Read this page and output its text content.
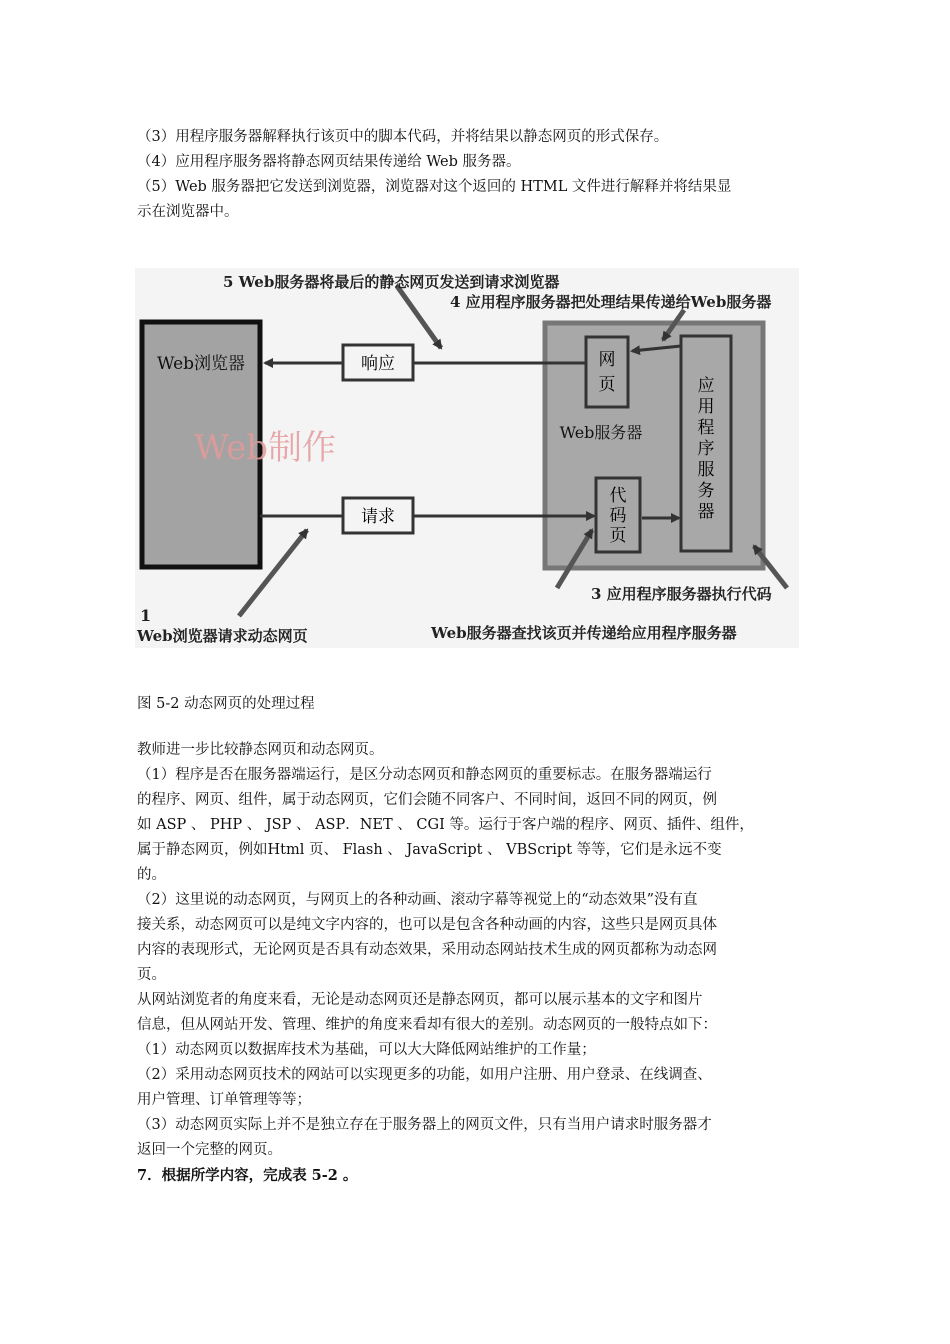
（3）用程序服务器解释执行该页中的脚本代码，并将结果以静态网页的形式保存。
（4）应用程序服务器将静态网页结果传递给 Web 服务器。
（5）Web 服务器把它发送到浏览器，浏览器对这个返回的 HTML 文件进行解释并将结果显
示在浏览器中。
Web浏览器
Web制作	Web服务器
网
页
代
码
页
应
用
程
序
服
务
器
响应
请求
5 Web服务器将最后的静态网页发送到请求浏览器
4 应用程序服务器把处理结果传递给Web服务器
3 应用程序服务器执行代码
1
Web浏览器请求动态网页	Web服务器查找该页并传递给应用程序服务器

图 5-2 动态网页的处理过程

教师进一步比较静态网页和动态网页。
（1）程序是否在服务器端运行，是区分动态网页和静态网页的重要标志。在服务器端运行
的程序、网页、组件，属于动态网页，它们会随不同客户、不同时间，返回不同的网页，例
如 ASP 、 PHP 、 JSP 、 ASP．NET 、 CGI 等。运行于客户端的程序、网页、插件、组件，
属于静态网页，例如Html 页、 Flash 、 JavaScript 、 VBScript 等等，它们是永远不变
的。
（2）这里说的动态网页，与网页上的各种动画、滚动字幕等视觉上的“动态效果”没有直
接关系，动态网页可以是纯文字内容的，也可以是包含各种动画的内容，这些只是网页具体
内容的表现形式，无论网页是否具有动态效果，采用动态网站技术生成的网页都称为动态网
页。
从网站浏览者的角度来看，无论是动态网页还是静态网页，都可以展示基本的文字和图片
信息，但从网站开发、管理、维护的角度来看却有很大的差别。动态网页的一般特点如下：
（1）动态网页以数据库技术为基础，可以大大降低网站维护的工作量；
（2）采用动态网页技术的网站可以实现更多的功能，如用户注册、用户登录、在线调查、
用户管理、订单管理等等；
（3）动态网页实际上并不是独立存在于服务器上的网页文件，只有当用户请求时服务器才
返回一个完整的网页。
7．根据所学内容，完成表 5-2 。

» Exercise directions:
Write the material out again exactly as it appears, dropping the pictures.

» Answer for this exercise:
Read this page and output its text content.
（3）用程序服务器解释执行该页中的脚本代码，并将结果以静态网页的形式保存。
（4）应用程序服务器将静态网页结果传递给 Web 服务器。
（5）Web 服务器把它发送到浏览器，浏览器对这个返回的 HTML 文件进行解释并将结果显
示在浏览器中。
Web浏览器
Web制作	Web服务器
网
页
代
码
页
应
用
程
序
服
务
器
响应
请求
5 Web服务器将最后的静态网页发送到请求浏览器
4 应用程序服务器把处理结果传递给Web服务器
3 应用程序服务器执行代码
1
Web浏览器请求动态网页	Web服务器查找该页并传递给应用程序服务器

图 5-2 动态网页的处理过程

教师进一步比较静态网页和动态网页。
（1）程序是否在服务器端运行，是区分动态网页和静态网页的重要标志。在服务器端运行
的程序、网页、组件，属于动态网页，它们会随不同客户、不同时间，返回不同的网页，例
如 ASP 、 PHP 、 JSP 、 ASP．NET 、 CGI 等。运行于客户端的程序、网页、插件、组件，
属于静态网页，例如Html 页、 Flash 、 JavaScript 、 VBScript 等等，它们是永远不变
的。
（2）这里说的动态网页，与网页上的各种动画、滚动字幕等视觉上的“动态效果”没有直
接关系，动态网页可以是纯文字内容的，也可以是包含各种动画的内容，这些只是网页具体
内容的表现形式，无论网页是否具有动态效果，采用动态网站技术生成的网页都称为动态网
页。
从网站浏览者的角度来看，无论是动态网页还是静态网页，都可以展示基本的文字和图片
信息，但从网站开发、管理、维护的角度来看却有很大的差别。动态网页的一般特点如下：
（1）动态网页以数据库技术为基础，可以大大降低网站维护的工作量；
（2）采用动态网页技术的网站可以实现更多的功能，如用户注册、用户登录、在线调查、
用户管理、订单管理等等；
（3）动态网页实际上并不是独立存在于服务器上的网页文件，只有当用户请求时服务器才
返回一个完整的网页。
7．根据所学内容，完成表 5-2 。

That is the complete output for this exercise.